README.md #10

Perforce Helix Management System (HMS)

News

Latest News - March 5, 2021

HMS continues modest evolution.

Update - July 24, 2019

The HMS refactoring is complete and the car is back in the garage!

Update - June 18, 2019

The HMS has been in "car apart in the garage" state due to changes related to refactoring HMS, splitting it from the SDP, back into a separate project (which is actually how it started before being blended into the SDP for a time). From a deployment perspective, HMS is deployed as a layered product on top of the SDP (requiring SDP 2019.2+). From a consumption perspective, the HMS and SDP are separate products.

Customers using the Helix native DVCS features to fetch new versions of the SDP from the Workshop (e.g. to support a 'fetch' and 'merge' process for pulling vanilla SDP into a potentially custom local implementation) will need a new procedure. The new procedure will fetch both HMS and the SDP from separate areas in the Public Depot, while consolidating them locally for deployment. This updated procedure will be documented soon, and referenced on this page.

Update - March 7, 2019

News Flash: The HMS Project is being extracted from the SDP project, to once again become a standalone project with its own roadmap.

Introduction

As Perforce Helix evolves to meet ever-growing enterprise demands, sophisticated global deployment architectures have become commonplace.

There has been a corresponding rise in deployment complexity as more Helix installations take advantage of:

Proxies
Brokers
Replicas
Replication Filtering
Edge servers
Helix Swarm
P4DTG
Git Fusion
Custom automation like CBD (built largely on the broker)

Helix Management System to the Rescue

That's a lot of complexity to manage! Fear not! The Helix Versioning Engine and the Server Deployment Package (SDP) are well suited for this purpose. The Helix Management System evolves and codifies manual best practices used by Perforce Consultants and enterprise site admins to help customers manage sophisticated enterprise environments.

HMS Goals

Simply put: Routine Helix administration tasks should be consistent and simple.

HMS will help with:

Knowing What you Have - Knowing what components and what versions of all the various Helix components exist in your topology. HMS v1.0 will not do form of automated discovery of the topology, but will provide a well defined way of defining and tracking all components in use, where they are, and various details of how they are configured.
Consistent Start/Stop/Status - Managing various Helix Server instances in your environment, including system start, stop, and "Down for Maintenance" modes. The mechanical steps to start and stop a Helix Server can vary, based (for example) on whether or not a broker is in place for that instance, whether or not SSL is enabled, etc. HMS abstracts those details to get it down to Start/Stop/Status.
Health Status Ping - For each Helix topology component, we'll quickly see if it is running or not for v1.0. (Later, this may expand to include aspects of health monitoring, going beyond mere up/down status).
Upgrading - Upgrades in a global topology are straightforward and well understood, but there are a lot of moving parts and a lot of commands to type to make it happen. HMS will make this easy by knowing which components have a newer version available and/or a newer patch of the same version available. It will be easy to upgrade all Helix topology components, individually or in groups, with a click of a button. In sophisticated topologies involving edge servers and replicas, there will be a built-in awareness of the order in which components must be upgraded, without relying on a human admin to know those details.
* * * * * * *
▸ To do:
A – Which SDP version does the HMS readme say HMS requires?
B – Retype everything in the HMS readme from "Customers using the" down to "have become commonplace.".
* * * * * * *
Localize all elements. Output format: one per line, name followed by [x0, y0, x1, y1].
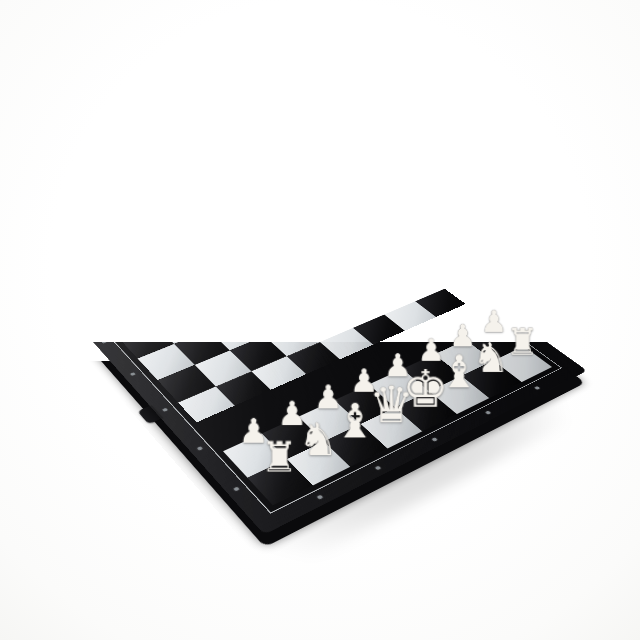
square-g8[interactable]: ♞ [296, 234, 346, 261]
piece-black-pawn-f7[interactable]: ♟ [283, 232, 342, 280]
piece-black-pawn-h7[interactable]: ♟ [343, 210, 400, 257]
piece-black-king-e8[interactable]: ♚ [231, 227, 290, 275]
square-b7[interactable]: ♟ [154, 311, 209, 344]
square-h8[interactable]: ♜ [326, 223, 376, 250]
board-playing-area: ♜♞♝♛♚♝♞♜♟♟♟♟♟♟♟♟♟♟♟♟♟♟♟♟♜♞♝♛♚♝♞♜ [91, 219, 562, 514]
square-e7[interactable]: ♟ [255, 273, 308, 303]
frame-screw-dot [431, 437, 437, 441]
square-c5[interactable] [230, 336, 287, 371]
frame-screw-dot [101, 340, 106, 343]
square-g6[interactable] [338, 266, 391, 296]
square-d7[interactable]: ♟ [222, 285, 275, 316]
square-c8[interactable]: ♝ [170, 280, 223, 311]
square-h7[interactable]: ♟ [347, 238, 398, 266]
piece-white-rook-a1[interactable]: ♜ [242, 427, 316, 487]
square-e8[interactable]: ♚ [235, 256, 286, 285]
square-d6[interactable] [243, 303, 298, 336]
square-f6[interactable] [307, 278, 360, 309]
square-e5[interactable] [297, 309, 352, 342]
piece-black-pawn-g7[interactable]: ♟ [313, 221, 371, 268]
frame-screw-dot [162, 408, 168, 412]
piece-black-bishop-c8[interactable]: ♝ [166, 251, 227, 300]
piece-black-rook-a8[interactable]: ♜ [96, 275, 158, 326]
frame-screw-dot [130, 372, 136, 376]
piece-black-pawn-a7[interactable]: ♟ [114, 294, 178, 346]
square-a8[interactable]: ♜ [100, 305, 154, 338]
square-g5[interactable] [361, 283, 415, 314]
piece-black-rook-h8[interactable]: ♜ [322, 195, 378, 241]
piece-black-pawn-d7[interactable]: ♟ [218, 256, 279, 306]
piece-black-knight-b8[interactable]: ♞ [131, 263, 193, 313]
photo-scene: ♜♞♝♛♚♝♞♜♟♟♟♟♟♟♟♟♟♟♟♟♟♟♟♟♜♞♝♛♚♝♞♜ [0, 0, 640, 640]
frame-screw-dot [197, 446, 203, 450]
piece-black-queen-d8[interactable]: ♛ [199, 239, 259, 287]
piece-black-knight-g8[interactable]: ♞ [293, 205, 350, 251]
square-a1[interactable]: ♜ [247, 459, 312, 505]
frame-screw-dot [534, 386, 540, 390]
piece-black-pawn-c7[interactable]: ♟ [185, 268, 247, 318]
square-g7[interactable]: ♟ [317, 250, 369, 279]
square-d8[interactable]: ♛ [203, 268, 255, 298]
frame-screw-dot [233, 487, 239, 492]
piece-black-bishop-f8[interactable]: ♝ [262, 216, 320, 263]
piece-black-pawn-b7[interactable]: ♟ [150, 281, 213, 332]
square-e6[interactable] [276, 291, 330, 323]
square-f5[interactable] [330, 296, 385, 328]
frame-screw-dot [375, 466, 381, 470]
chess-board: ♜♞♝♛♚♝♞♜♟♟♟♟♟♟♟♟♟♟♟♟♟♟♟♟♜♞♝♛♚♝♞♜ [69, 208, 588, 535]
square-h6[interactable] [368, 254, 420, 283]
square-h5[interactable] [391, 271, 444, 301]
frame-screw-dot [485, 411, 491, 415]
frame-screw-dot [317, 495, 324, 500]
square-c7[interactable]: ♟ [189, 298, 243, 330]
square-f7[interactable]: ♟ [286, 261, 338, 290]
square-b8[interactable]: ♞ [136, 292, 189, 324]
square-f8[interactable]: ♝ [266, 245, 317, 273]
piece-black-pawn-e7[interactable]: ♟ [251, 244, 311, 293]
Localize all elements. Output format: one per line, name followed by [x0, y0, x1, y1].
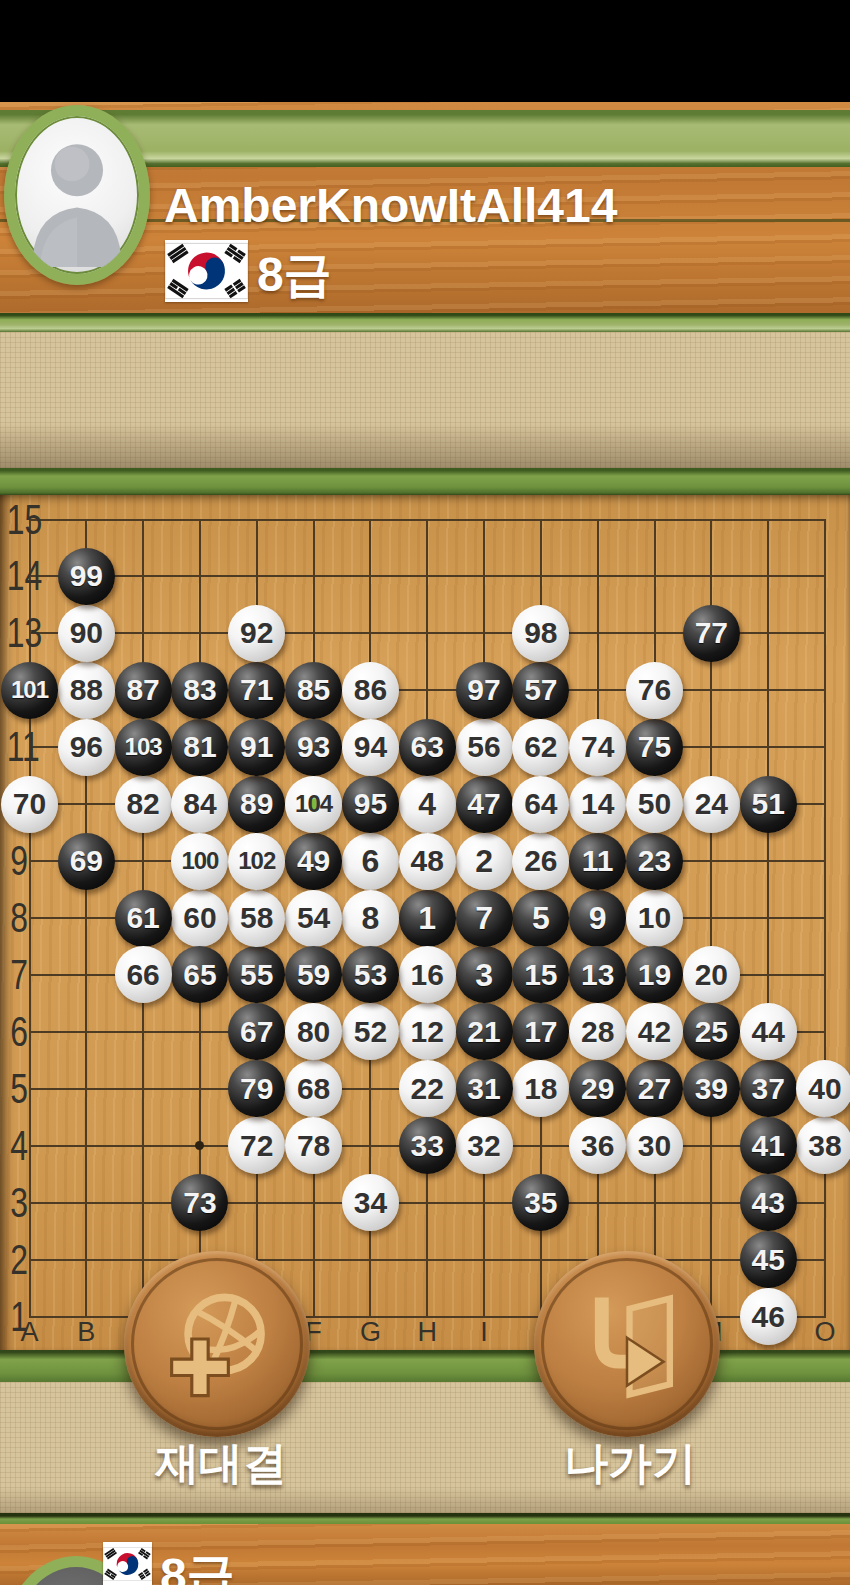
stone-number: 61: [126, 903, 159, 933]
stone-number: 90: [70, 618, 103, 648]
stone-46: 46: [740, 1288, 797, 1345]
stone-42: 42: [626, 1003, 683, 1060]
stone-number: 10: [638, 903, 671, 933]
stone-21: 21: [456, 1003, 513, 1060]
stone-87: 87: [115, 662, 172, 719]
stone-number: 25: [695, 1017, 728, 1047]
stone-number: 86: [354, 675, 387, 705]
stone-number: 4: [418, 788, 436, 820]
col-label: I: [464, 1319, 504, 1346]
stone-number: 14: [581, 789, 614, 819]
stone-number: 46: [751, 1302, 784, 1332]
stone-41: 41: [740, 1117, 797, 1174]
stone-number: 95: [354, 789, 387, 819]
stone-number: 42: [638, 1017, 671, 1047]
stone-93: 93: [285, 719, 342, 776]
stone-number: 31: [467, 1074, 500, 1104]
stone-94: 94: [342, 719, 399, 776]
grid-line-horizontal: [29, 519, 826, 521]
stone-57: 57: [512, 662, 569, 719]
stone-number: 28: [581, 1017, 614, 1047]
stone-101: 101: [1, 662, 58, 719]
stone-90: 90: [58, 605, 115, 662]
stone-number: 12: [411, 1017, 444, 1047]
stone-78: 78: [285, 1117, 342, 1174]
green-band-top: [0, 313, 850, 332]
stone-102: 102: [228, 833, 285, 890]
stone-number: 16: [411, 960, 444, 990]
rematch-globe-plus-icon: [154, 1281, 280, 1407]
stone-number: 41: [751, 1131, 784, 1161]
col-label: H: [407, 1319, 447, 1346]
col-label: A: [10, 1319, 50, 1346]
stone-14: 14: [569, 776, 626, 833]
stone-number: 47: [467, 789, 500, 819]
stone-number: 100: [181, 849, 218, 873]
stone-99: 99: [58, 548, 115, 605]
stone-number: 104: [295, 792, 332, 816]
stone-59: 59: [285, 946, 342, 1003]
stone-25: 25: [683, 1003, 740, 1060]
stone-number: 8: [362, 902, 380, 934]
stone-10: 10: [626, 890, 683, 947]
stone-number: 27: [638, 1074, 671, 1104]
row-label: 6: [7, 1011, 28, 1053]
stone-79: 79: [228, 1060, 285, 1117]
row-label: 15: [7, 499, 28, 541]
korea-flag-icon-bottom: [103, 1542, 152, 1585]
stone-number: 17: [524, 1017, 557, 1047]
stone-71: 71: [228, 662, 285, 719]
stone-70: 70: [1, 776, 58, 833]
stone-50: 50: [626, 776, 683, 833]
stone-number: 29: [581, 1074, 614, 1104]
row-label: 13: [7, 612, 28, 654]
stone-number: 66: [126, 960, 159, 990]
stone-1: 1: [399, 890, 456, 947]
stone-22: 22: [399, 1060, 456, 1117]
stone-number: 26: [524, 846, 557, 876]
stone-39: 39: [683, 1060, 740, 1117]
row-label: 9: [7, 840, 28, 882]
stone-17: 17: [512, 1003, 569, 1060]
stone-number: 34: [354, 1188, 387, 1218]
stone-13: 13: [569, 946, 626, 1003]
stone-53: 53: [342, 946, 399, 1003]
stone-32: 32: [456, 1117, 513, 1174]
stone-12: 12: [399, 1003, 456, 1060]
korea-flag-icon: [165, 240, 248, 302]
stone-8: 8: [342, 890, 399, 947]
stone-37: 37: [740, 1060, 797, 1117]
stone-number: 101: [11, 678, 48, 702]
stone-18: 18: [512, 1060, 569, 1117]
person-silhouette-icon: [15, 116, 139, 274]
stone-33: 33: [399, 1117, 456, 1174]
stone-number: 1: [418, 902, 436, 934]
stone-number: 5: [532, 902, 550, 934]
stone-24: 24: [683, 776, 740, 833]
col-label: B: [66, 1319, 106, 1346]
stone-number: 15: [524, 960, 557, 990]
stone-number: 84: [183, 789, 216, 819]
stone-47: 47: [456, 776, 513, 833]
stone-96: 96: [58, 719, 115, 776]
stone-95: 95: [342, 776, 399, 833]
stone-11: 11: [569, 833, 626, 890]
stone-number: 96: [70, 732, 103, 762]
stone-43: 43: [740, 1174, 797, 1231]
stone-36: 36: [569, 1117, 626, 1174]
col-label: O: [805, 1319, 845, 1346]
player-name: AmberKnowItAll414: [164, 178, 824, 233]
stone-92: 92: [228, 605, 285, 662]
stone-5: 5: [512, 890, 569, 947]
stone-number: 68: [297, 1074, 330, 1104]
stone-4: 4: [399, 776, 456, 833]
stone-number: 3: [475, 959, 493, 991]
stone-number: 13: [581, 960, 614, 990]
stone-49: 49: [285, 833, 342, 890]
stone-number: 89: [240, 789, 273, 819]
stone-number: 79: [240, 1074, 273, 1104]
stone-number: 67: [240, 1017, 273, 1047]
stone-number: 45: [751, 1245, 784, 1275]
stone-number: 50: [638, 789, 671, 819]
stone-number: 71: [240, 675, 273, 705]
stone-number: 88: [70, 675, 103, 705]
stone-7: 7: [456, 890, 513, 947]
stone-85: 85: [285, 662, 342, 719]
stone-89: 89: [228, 776, 285, 833]
stone-48: 48: [399, 833, 456, 890]
stone-number: 2: [475, 845, 493, 877]
stone-number: 58: [240, 903, 273, 933]
stone-number: 60: [183, 903, 216, 933]
stone-number: 78: [297, 1131, 330, 1161]
stone-number: 64: [524, 789, 557, 819]
exit-label[interactable]: 나가기: [520, 1434, 740, 1493]
stone-number: 57: [524, 675, 557, 705]
stone-number: 53: [354, 960, 387, 990]
stone-number: 102: [238, 849, 275, 873]
stone-75: 75: [626, 719, 683, 776]
stone-65: 65: [171, 946, 228, 1003]
green-band-above-board: [0, 468, 850, 495]
stone-number: 36: [581, 1131, 614, 1161]
stone-number: 49: [297, 846, 330, 876]
stone-3: 3: [456, 946, 513, 1003]
rematch-button[interactable]: [124, 1251, 310, 1437]
stone-40: 40: [796, 1060, 850, 1117]
stone-number: 69: [70, 846, 103, 876]
stone-19: 19: [626, 946, 683, 1003]
stone-number: 39: [695, 1074, 728, 1104]
stone-number: 11: [582, 846, 614, 876]
stone-63: 63: [399, 719, 456, 776]
stone-number: 77: [695, 618, 728, 648]
player-rank: 8급: [257, 243, 332, 307]
stone-66: 66: [115, 946, 172, 1003]
col-label: G: [350, 1319, 390, 1346]
stone-84: 84: [171, 776, 228, 833]
stone-72: 72: [228, 1117, 285, 1174]
stone-34: 34: [342, 1174, 399, 1231]
stone-number: 7: [475, 902, 493, 934]
stone-number: 92: [240, 618, 273, 648]
stone-80: 80: [285, 1003, 342, 1060]
stone-number: 103: [125, 735, 162, 759]
stone-number: 91: [240, 732, 273, 762]
stone-number: 98: [524, 618, 557, 648]
grid-line-horizontal: [29, 1202, 826, 1204]
stone-number: 32: [467, 1131, 500, 1161]
stone-number: 82: [126, 789, 159, 819]
stone-20: 20: [683, 946, 740, 1003]
stone-number: 75: [638, 732, 671, 762]
stone-number: 20: [695, 960, 728, 990]
goban-board[interactable]: 151413121110987654321ABCDEFGHIJKLMNO1234…: [0, 495, 850, 1350]
stone-number: 83: [183, 675, 216, 705]
stone-35: 35: [512, 1174, 569, 1231]
stone-number: 70: [13, 789, 46, 819]
stone-number: 21: [467, 1017, 500, 1047]
stone-number: 97: [467, 675, 500, 705]
stone-number: 63: [411, 732, 444, 762]
stone-number: 9: [589, 902, 607, 934]
stone-73: 73: [171, 1174, 228, 1231]
stone-number: 85: [297, 675, 330, 705]
stone-58: 58: [228, 890, 285, 947]
rematch-label[interactable]: 재대결: [111, 1434, 331, 1493]
stone-number: 40: [808, 1074, 841, 1104]
stone-61: 61: [115, 890, 172, 947]
stone-number: 72: [240, 1131, 273, 1161]
stone-56: 56: [456, 719, 513, 776]
exit-door-arrow-icon: [564, 1281, 690, 1407]
stone-number: 44: [751, 1017, 784, 1047]
stone-number: 55: [240, 960, 273, 990]
stone-38: 38: [796, 1117, 850, 1174]
stone-91: 91: [228, 719, 285, 776]
stone-number: 23: [638, 846, 671, 876]
stone-98: 98: [512, 605, 569, 662]
stone-45: 45: [740, 1231, 797, 1288]
stone-44: 44: [740, 1003, 797, 1060]
stone-52: 52: [342, 1003, 399, 1060]
stone-64: 64: [512, 776, 569, 833]
avatar: [4, 105, 150, 285]
stone-76: 76: [626, 662, 683, 719]
stone-number: 65: [183, 960, 216, 990]
stone-27: 27: [626, 1060, 683, 1117]
stone-51: 51: [740, 776, 797, 833]
row-label: 11: [7, 726, 28, 768]
beige-band-top: [0, 332, 850, 468]
stone-69: 69: [58, 833, 115, 890]
stone-2: 2: [456, 833, 513, 890]
stone-number: 30: [638, 1131, 671, 1161]
stone-number: 81: [183, 732, 216, 762]
row-label: 8: [7, 897, 28, 939]
row-label: 7: [7, 954, 28, 996]
stone-9: 9: [569, 890, 626, 947]
stone-60: 60: [171, 890, 228, 947]
stone-number: 51: [751, 789, 784, 819]
stone-82: 82: [115, 776, 172, 833]
stone-number: 19: [638, 960, 671, 990]
stone-number: 24: [695, 789, 728, 819]
stone-30: 30: [626, 1117, 683, 1174]
stone-26: 26: [512, 833, 569, 890]
stone-88: 88: [58, 662, 115, 719]
stone-number: 48: [411, 846, 444, 876]
stone-29: 29: [569, 1060, 626, 1117]
app-screen: AmberKnowItAll414 8급 1514131211109876543…: [0, 0, 850, 1585]
grid-line-horizontal: [29, 1259, 826, 1261]
stone-number: 54: [297, 903, 330, 933]
row-label: 5: [7, 1068, 28, 1110]
row-label: 4: [7, 1125, 28, 1167]
row-label: 2: [7, 1239, 28, 1281]
stone-81: 81: [171, 719, 228, 776]
exit-button[interactable]: [534, 1251, 720, 1437]
stone-number: 22: [411, 1074, 444, 1104]
stone-54: 54: [285, 890, 342, 947]
stone-number: 43: [751, 1188, 784, 1218]
grid-line-horizontal: [29, 575, 826, 577]
stone-number: 62: [524, 732, 557, 762]
stone-number: 99: [70, 561, 103, 591]
stone-number: 74: [581, 732, 614, 762]
stone-number: 80: [297, 1017, 330, 1047]
stone-number: 87: [126, 675, 159, 705]
stone-31: 31: [456, 1060, 513, 1117]
row-label: 14: [7, 555, 28, 597]
stone-number: 6: [362, 845, 380, 877]
stone-23: 23: [626, 833, 683, 890]
stone-103: 103: [115, 719, 172, 776]
stone-number: 73: [183, 1188, 216, 1218]
stone-67: 67: [228, 1003, 285, 1060]
star-point: [195, 1141, 204, 1150]
stone-77: 77: [683, 605, 740, 662]
green-band-bottom: [0, 1513, 850, 1524]
stone-6: 6: [342, 833, 399, 890]
stone-number: 38: [808, 1131, 841, 1161]
stone-74: 74: [569, 719, 626, 776]
player-rank-bottom: 8급: [160, 1544, 235, 1585]
stone-86: 86: [342, 662, 399, 719]
status-bar-black: [0, 0, 850, 102]
stone-number: 94: [354, 732, 387, 762]
stone-104: 104: [285, 776, 342, 833]
stone-16: 16: [399, 946, 456, 1003]
stone-number: 33: [411, 1131, 444, 1161]
stone-97: 97: [456, 662, 513, 719]
stone-number: 56: [467, 732, 500, 762]
stone-number: 52: [354, 1017, 387, 1047]
stone-15: 15: [512, 946, 569, 1003]
stone-number: 37: [751, 1074, 784, 1104]
stone-28: 28: [569, 1003, 626, 1060]
stone-number: 59: [297, 960, 330, 990]
stone-number: 93: [297, 732, 330, 762]
stone-68: 68: [285, 1060, 342, 1117]
stone-number: 35: [524, 1188, 557, 1218]
stone-62: 62: [512, 719, 569, 776]
stone-number: 76: [638, 675, 671, 705]
stone-number: 18: [524, 1074, 557, 1104]
stone-100: 100: [171, 833, 228, 890]
stone-55: 55: [228, 946, 285, 1003]
row-label: 3: [7, 1182, 28, 1224]
stone-83: 83: [171, 662, 228, 719]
* * * * * * *
▸ Response list:
A – SDP 2019.2 or later.

B –
Customers using the Helix native DVCS features to fetch new versions of the SDP from the Workshop (e.g. to support a 'fetch' and 'merge' process for pulling vanilla SDP into a potentially custom local implementation) will need a new procedure. The new procedure will fetch both HMS and the SDP from separate areas in the Public Depot, while consolidating them locally for deployment. This updated procedure will be documented soon, and referenced on this page.

Update - March 7, 2019

News Flash: The HMS Project is being extracted from the SDP project, to once again become a standalone project with its own roadmap.

Introduction

As Perforce Helix evolves to meet ever-growing enterprise demands, sophisticated global deployment architectures have become commonplace.